Images are not part of the copy; write out the rest of the data exactly as given.

[start]

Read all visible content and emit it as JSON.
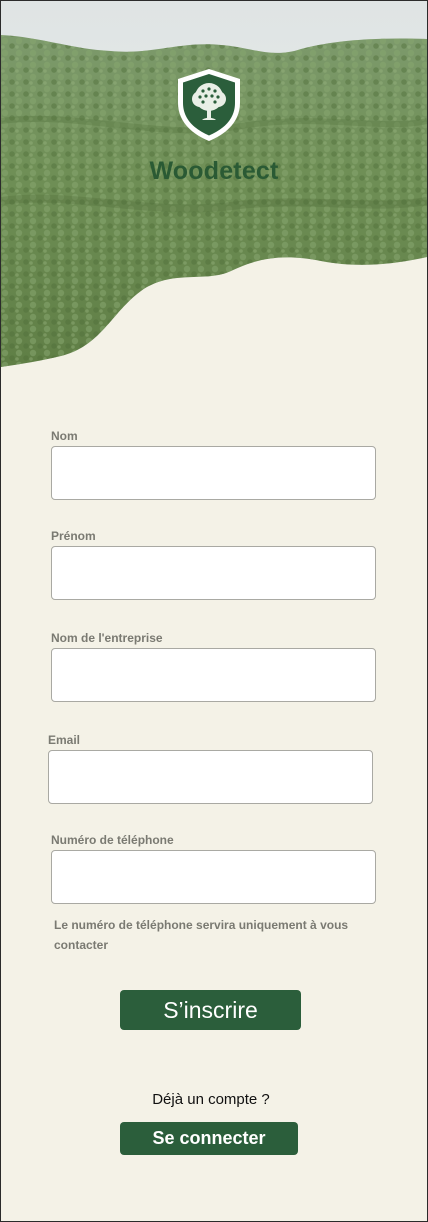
{
  "app": {
    "name": "Woodetect"
  },
  "form": {
    "fields": [
      {
        "label": "Nom",
        "value": "",
        "placeholder": ""
      },
      {
        "label": "Prénom",
        "value": "",
        "placeholder": ""
      },
      {
        "label": "Nom de l'entreprise",
        "value": "",
        "placeholder": ""
      },
      {
        "label": "Email",
        "value": "",
        "placeholder": ""
      },
      {
        "label": "Numéro de téléphone",
        "value": "",
        "placeholder": ""
      }
    ],
    "phone_helper": "Le numéro de téléphone servira uniquement à vous contacter",
    "submit_label": "S’inscrire"
  },
  "login": {
    "prompt": "Déjà un compte ?",
    "button_label": "Se connecter"
  },
  "icons": {
    "logo": "tree-shield-icon",
    "hero": "forest-hills-image"
  },
  "colors": {
    "brand_green": "#2b5e3b",
    "background": "#f4f2e7",
    "label_gray": "#7a7a72"
  }
}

[end]

# Response below
Read all visible content and emit it as JSON.
{
  "app": {
    "name": "Woodetect"
  },
  "form": {
    "fields": [
      {
        "label": "Nom",
        "value": "",
        "placeholder": ""
      },
      {
        "label": "Prénom",
        "value": "",
        "placeholder": ""
      },
      {
        "label": "Nom de l'entreprise",
        "value": "",
        "placeholder": ""
      },
      {
        "label": "Email",
        "value": "",
        "placeholder": ""
      },
      {
        "label": "Numéro de téléphone",
        "value": "",
        "placeholder": ""
      }
    ],
    "phone_helper": "Le numéro de téléphone servira uniquement à vous contacter",
    "submit_label": "S’inscrire"
  },
  "login": {
    "prompt": "Déjà un compte ?",
    "button_label": "Se connecter"
  },
  "icons": {
    "logo": "tree-shield-icon",
    "hero": "forest-hills-image"
  },
  "colors": {
    "brand_green": "#2b5e3b",
    "background": "#f4f2e7",
    "label_gray": "#7a7a72"
  }
}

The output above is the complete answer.